• **WRITTEN PROBLEM**
Filter out everything except lines holding "series".

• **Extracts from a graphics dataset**
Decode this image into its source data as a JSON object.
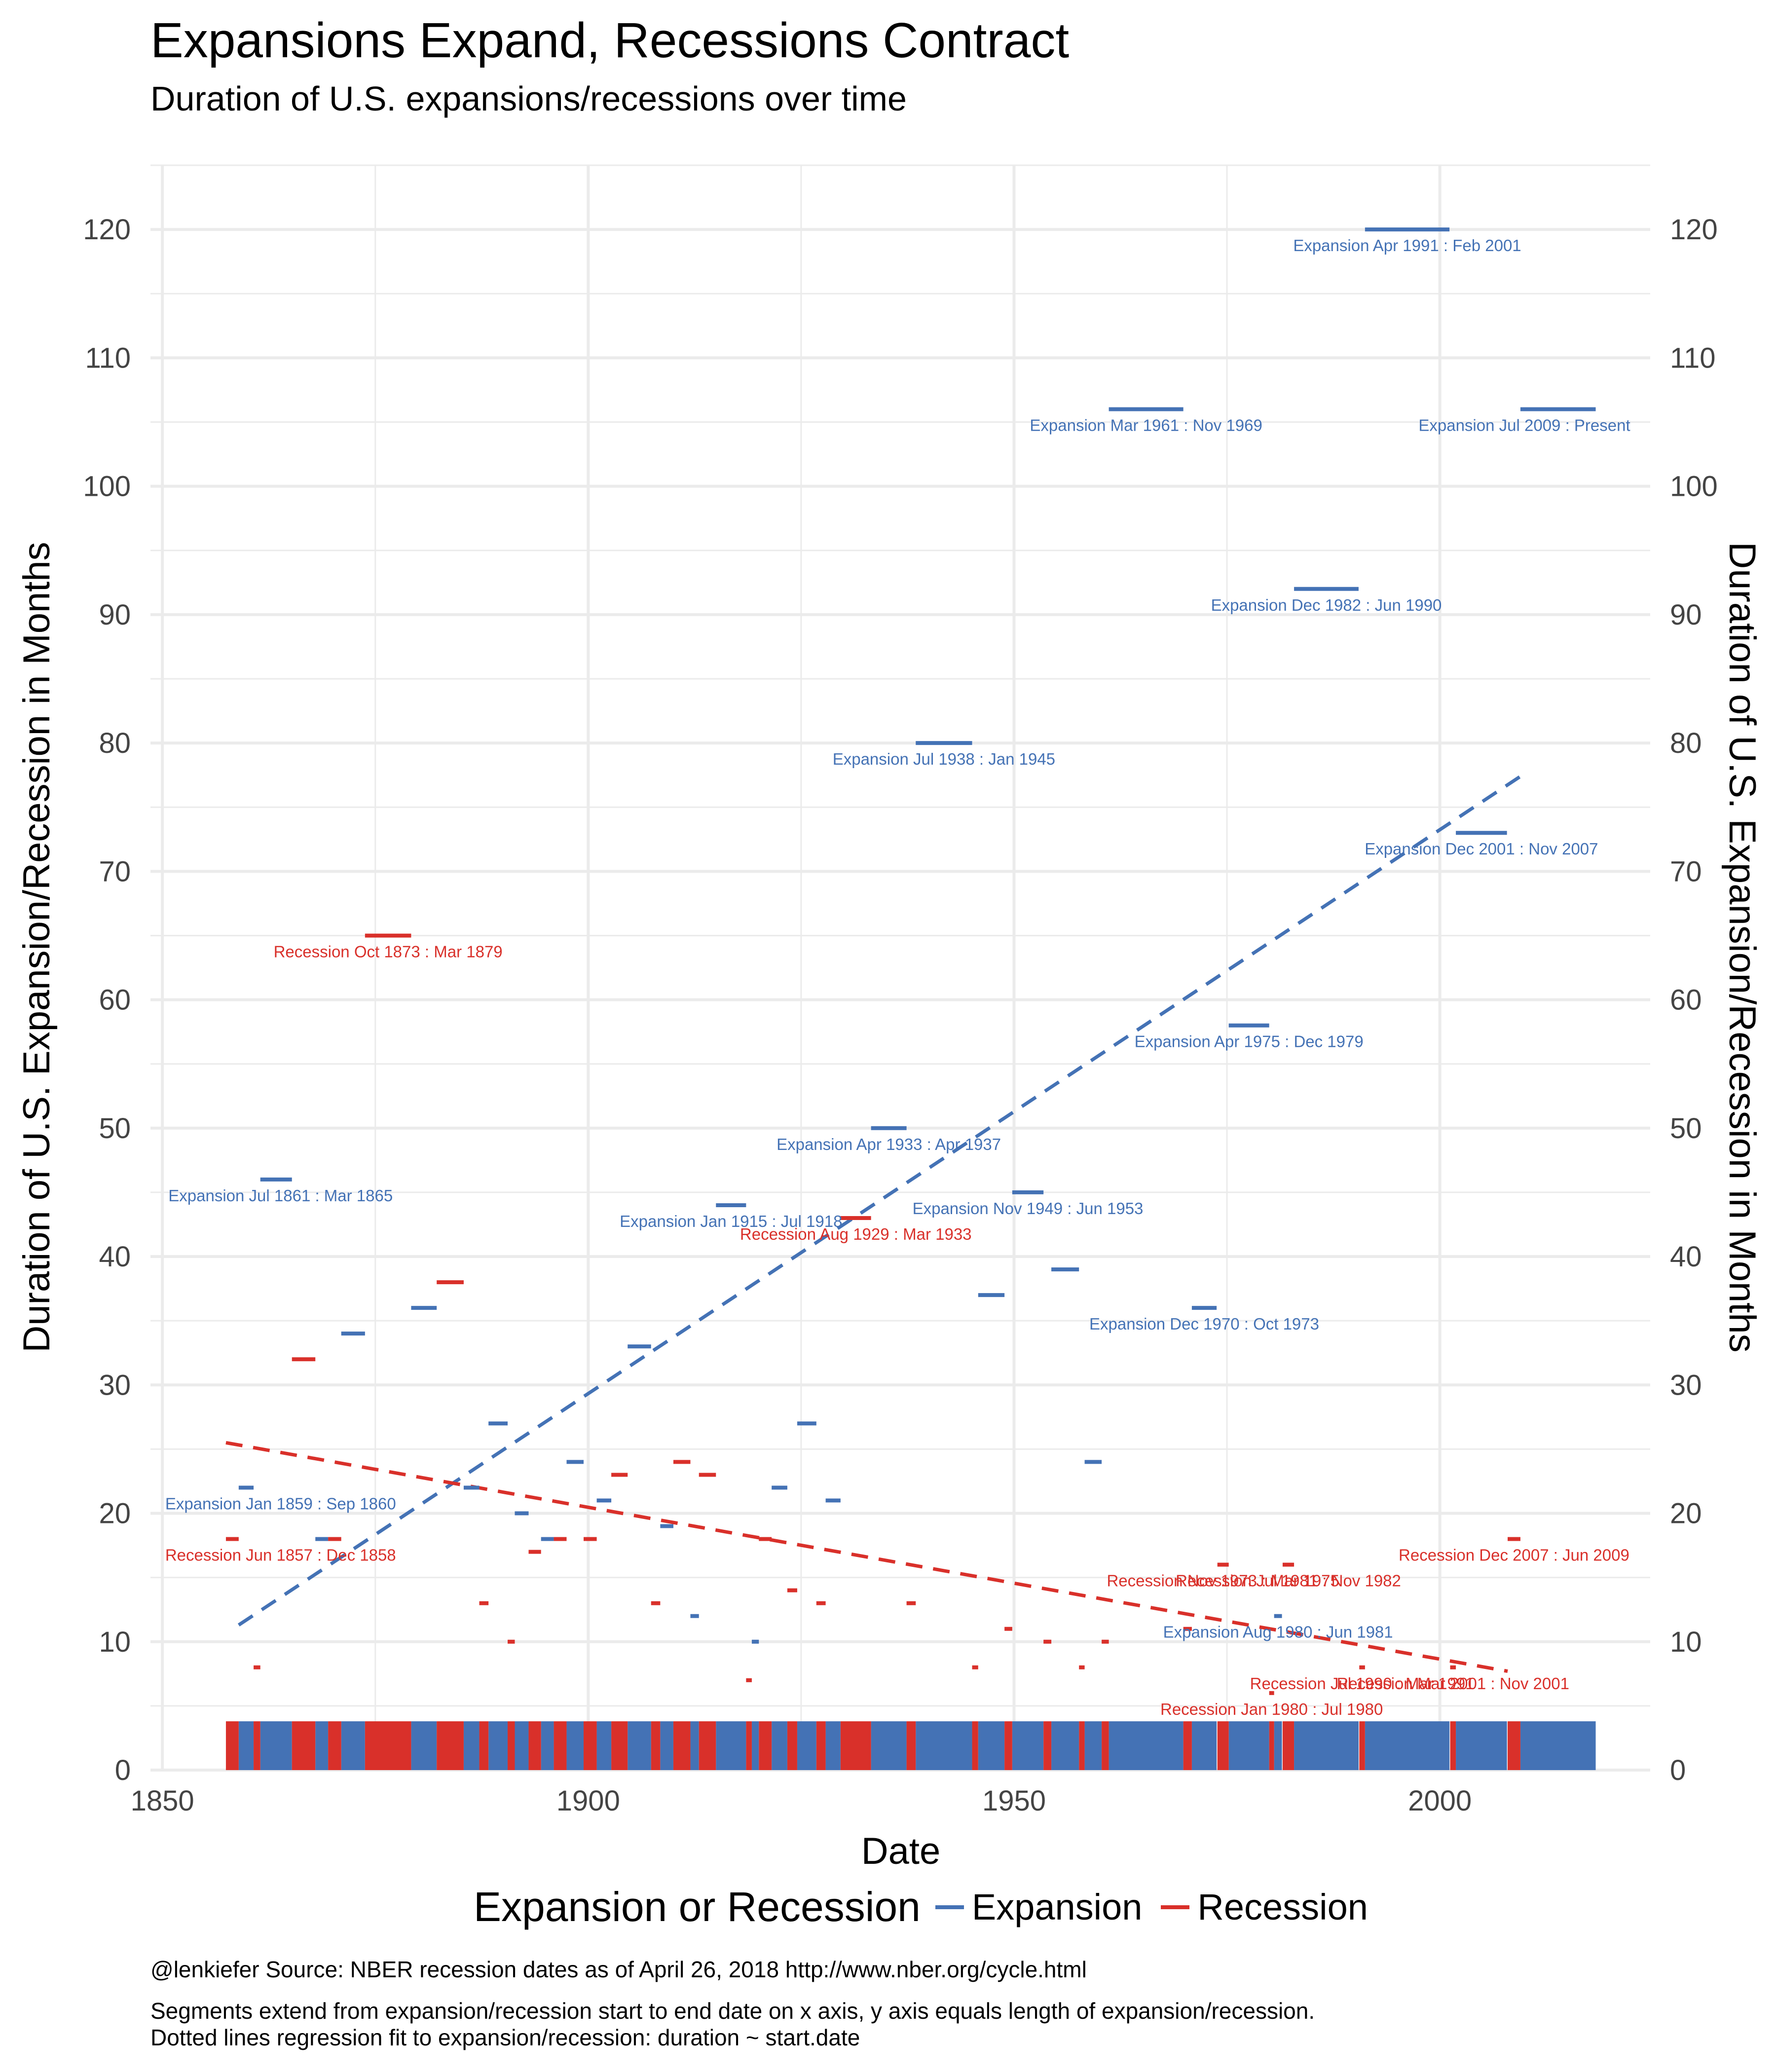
{
  "title": "Expansions Expand, Recessions Contract",
  "subtitle": "Duration of U.S. expansions/recessions over time",
  "caption_lines": [
    "@lenkiefer Source: NBER recession dates as of April 26, 2018 http://www.nber.org/cycle.html",
    "Segments extend from expansion/recession start to end date on x axis, y axis equals length of expansion/recession.",
    "Dotted lines regression fit to expansion/recession: duration ~ start.date"
  ],
  "colors": {
    "expansion": "#4472b5",
    "recession": "#d9302a",
    "grid": "#ebebeb"
  },
  "chart_data": {
    "type": "segment",
    "xlabel": "Date",
    "ylabel": "Duration of U.S. Expansion/Recession in Months",
    "ylabel_right": "Duration of U.S. Expansion/Recession in Months",
    "xlim": [
      1848.6,
      2024.7
    ],
    "ylim": [
      0,
      125
    ],
    "x_ticks": [
      1850,
      1900,
      1950,
      2000
    ],
    "y_ticks": [
      0,
      10,
      20,
      30,
      40,
      50,
      60,
      70,
      80,
      90,
      100,
      110,
      120
    ],
    "grid": true,
    "legend": {
      "title": "Expansion or Recession",
      "position": "bottom",
      "entries": [
        {
          "label": "Expansion",
          "series": "expansion"
        },
        {
          "label": "Recession",
          "series": "recession"
        }
      ]
    },
    "series": [
      {
        "name": "Expansion",
        "key": "expansion",
        "segments": [
          {
            "start": 1858.96,
            "end": 1860.71,
            "duration": 22,
            "label": "Expansion Jan 1859 : Sep 1860"
          },
          {
            "start": 1861.5,
            "end": 1865.21,
            "duration": 46,
            "label": "Expansion Jul 1861 : Mar 1865"
          },
          {
            "start": 1867.96,
            "end": 1869.46,
            "duration": 18
          },
          {
            "start": 1871.0,
            "end": 1873.79,
            "duration": 34
          },
          {
            "start": 1879.21,
            "end": 1882.21,
            "duration": 36
          },
          {
            "start": 1885.38,
            "end": 1887.21,
            "duration": 22
          },
          {
            "start": 1888.29,
            "end": 1890.54,
            "duration": 27
          },
          {
            "start": 1891.38,
            "end": 1893.0,
            "duration": 20
          },
          {
            "start": 1894.46,
            "end": 1895.96,
            "duration": 18
          },
          {
            "start": 1897.46,
            "end": 1899.46,
            "duration": 24
          },
          {
            "start": 1901.0,
            "end": 1902.71,
            "duration": 21
          },
          {
            "start": 1904.63,
            "end": 1907.38,
            "duration": 33
          },
          {
            "start": 1908.46,
            "end": 1910.0,
            "duration": 19
          },
          {
            "start": 1912.0,
            "end": 1913.0,
            "duration": 12
          },
          {
            "start": 1915.0,
            "end": 1918.54,
            "duration": 44,
            "label": "Expansion Jan 1915 : Jul 1918"
          },
          {
            "start": 1919.21,
            "end": 1920.04,
            "duration": 10
          },
          {
            "start": 1921.54,
            "end": 1923.38,
            "duration": 22
          },
          {
            "start": 1924.54,
            "end": 1926.79,
            "duration": 27
          },
          {
            "start": 1927.88,
            "end": 1929.63,
            "duration": 21
          },
          {
            "start": 1933.21,
            "end": 1937.38,
            "duration": 50,
            "label": "Expansion Apr 1933 : Apr 1937"
          },
          {
            "start": 1938.46,
            "end": 1945.08,
            "duration": 80,
            "label": "Expansion Jul 1938 : Jan 1945"
          },
          {
            "start": 1945.79,
            "end": 1948.88,
            "duration": 37
          },
          {
            "start": 1949.79,
            "end": 1953.46,
            "duration": 45,
            "label": "Expansion Nov 1949 : Jun 1953"
          },
          {
            "start": 1954.38,
            "end": 1957.63,
            "duration": 39
          },
          {
            "start": 1958.29,
            "end": 1960.29,
            "duration": 24
          },
          {
            "start": 1961.13,
            "end": 1969.88,
            "duration": 106,
            "label": "Expansion Mar 1961 : Nov 1969"
          },
          {
            "start": 1970.88,
            "end": 1973.79,
            "duration": 36,
            "label": "Expansion Dec 1970 : Oct 1973"
          },
          {
            "start": 1975.21,
            "end": 1979.96,
            "duration": 58,
            "label": "Expansion Apr 1975 : Dec 1979"
          },
          {
            "start": 1980.54,
            "end": 1981.46,
            "duration": 12,
            "label": "Expansion Aug 1980 : Jun 1981"
          },
          {
            "start": 1982.88,
            "end": 1990.46,
            "duration": 92,
            "label": "Expansion Dec 1982 : Jun 1990"
          },
          {
            "start": 1991.21,
            "end": 2001.13,
            "duration": 120,
            "label": "Expansion Apr 1991 : Feb 2001"
          },
          {
            "start": 2001.88,
            "end": 2007.88,
            "duration": 73,
            "label": "Expansion Dec 2001 : Nov 2007"
          },
          {
            "start": 2009.46,
            "end": 2018.3,
            "duration": 106,
            "label": "Expansion Jul 2009 : Present"
          }
        ]
      },
      {
        "name": "Recession",
        "key": "recession",
        "segments": [
          {
            "start": 1857.46,
            "end": 1858.96,
            "duration": 18,
            "label": "Recession Jun 1857 : Dec 1858"
          },
          {
            "start": 1860.71,
            "end": 1861.5,
            "duration": 8
          },
          {
            "start": 1865.21,
            "end": 1867.96,
            "duration": 32
          },
          {
            "start": 1869.46,
            "end": 1871.0,
            "duration": 18
          },
          {
            "start": 1873.79,
            "end": 1879.21,
            "duration": 65,
            "label": "Recession Oct 1873 : Mar 1879"
          },
          {
            "start": 1882.21,
            "end": 1885.38,
            "duration": 38
          },
          {
            "start": 1887.21,
            "end": 1888.29,
            "duration": 13
          },
          {
            "start": 1890.54,
            "end": 1891.38,
            "duration": 10
          },
          {
            "start": 1893.0,
            "end": 1894.46,
            "duration": 17
          },
          {
            "start": 1895.96,
            "end": 1897.46,
            "duration": 18
          },
          {
            "start": 1899.46,
            "end": 1901.0,
            "duration": 18
          },
          {
            "start": 1902.71,
            "end": 1904.63,
            "duration": 23
          },
          {
            "start": 1907.38,
            "end": 1908.46,
            "duration": 13
          },
          {
            "start": 1910.0,
            "end": 1912.0,
            "duration": 24
          },
          {
            "start": 1913.0,
            "end": 1915.0,
            "duration": 23
          },
          {
            "start": 1918.54,
            "end": 1919.21,
            "duration": 7
          },
          {
            "start": 1920.04,
            "end": 1921.54,
            "duration": 18
          },
          {
            "start": 1923.38,
            "end": 1924.54,
            "duration": 14
          },
          {
            "start": 1926.79,
            "end": 1927.88,
            "duration": 13
          },
          {
            "start": 1929.63,
            "end": 1933.21,
            "duration": 43,
            "label": "Recession Aug 1929 : Mar 1933"
          },
          {
            "start": 1937.38,
            "end": 1938.46,
            "duration": 13
          },
          {
            "start": 1945.08,
            "end": 1945.79,
            "duration": 8
          },
          {
            "start": 1948.88,
            "end": 1949.79,
            "duration": 11
          },
          {
            "start": 1953.46,
            "end": 1954.38,
            "duration": 10
          },
          {
            "start": 1957.63,
            "end": 1958.29,
            "duration": 8
          },
          {
            "start": 1960.29,
            "end": 1961.13,
            "duration": 10
          },
          {
            "start": 1969.88,
            "end": 1970.88,
            "duration": 11
          },
          {
            "start": 1973.88,
            "end": 1975.21,
            "duration": 16,
            "label": "Recession Nov 1973 : Mar 1975"
          },
          {
            "start": 1979.96,
            "end": 1980.54,
            "duration": 6,
            "label": "Recession Jan 1980 : Jul 1980"
          },
          {
            "start": 1981.54,
            "end": 1982.88,
            "duration": 16,
            "label": "Recession Jul 1981 : Nov 1982"
          },
          {
            "start": 1990.54,
            "end": 1991.21,
            "duration": 8,
            "label": "Recession Jul 1990 : Mar 1991"
          },
          {
            "start": 2001.21,
            "end": 2001.88,
            "duration": 8,
            "label": "Recession Mar 2001 : Nov 2001"
          },
          {
            "start": 2007.96,
            "end": 2009.46,
            "duration": 18,
            "label": "Recession Dec 2007 : Jun 2009"
          }
        ]
      }
    ],
    "trend_lines": [
      {
        "series": "expansion",
        "style": "dashed",
        "x": [
          1858.96,
          2009.46
        ],
        "y": [
          11.3,
          77.4
        ]
      },
      {
        "series": "recession",
        "style": "dashed",
        "x": [
          1857.46,
          2007.96
        ],
        "y": [
          25.5,
          7.7
        ]
      }
    ],
    "timeline_strip": {
      "description": "bars along the bottom colored by phase",
      "y_range": [
        0,
        3.8
      ]
    }
  }
}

• **ANSWER TO THIS EXERCISE**
          "series": "expansion"
          "series": "recession"
    "series": [
        "series": "expansion",
        "series": "recession",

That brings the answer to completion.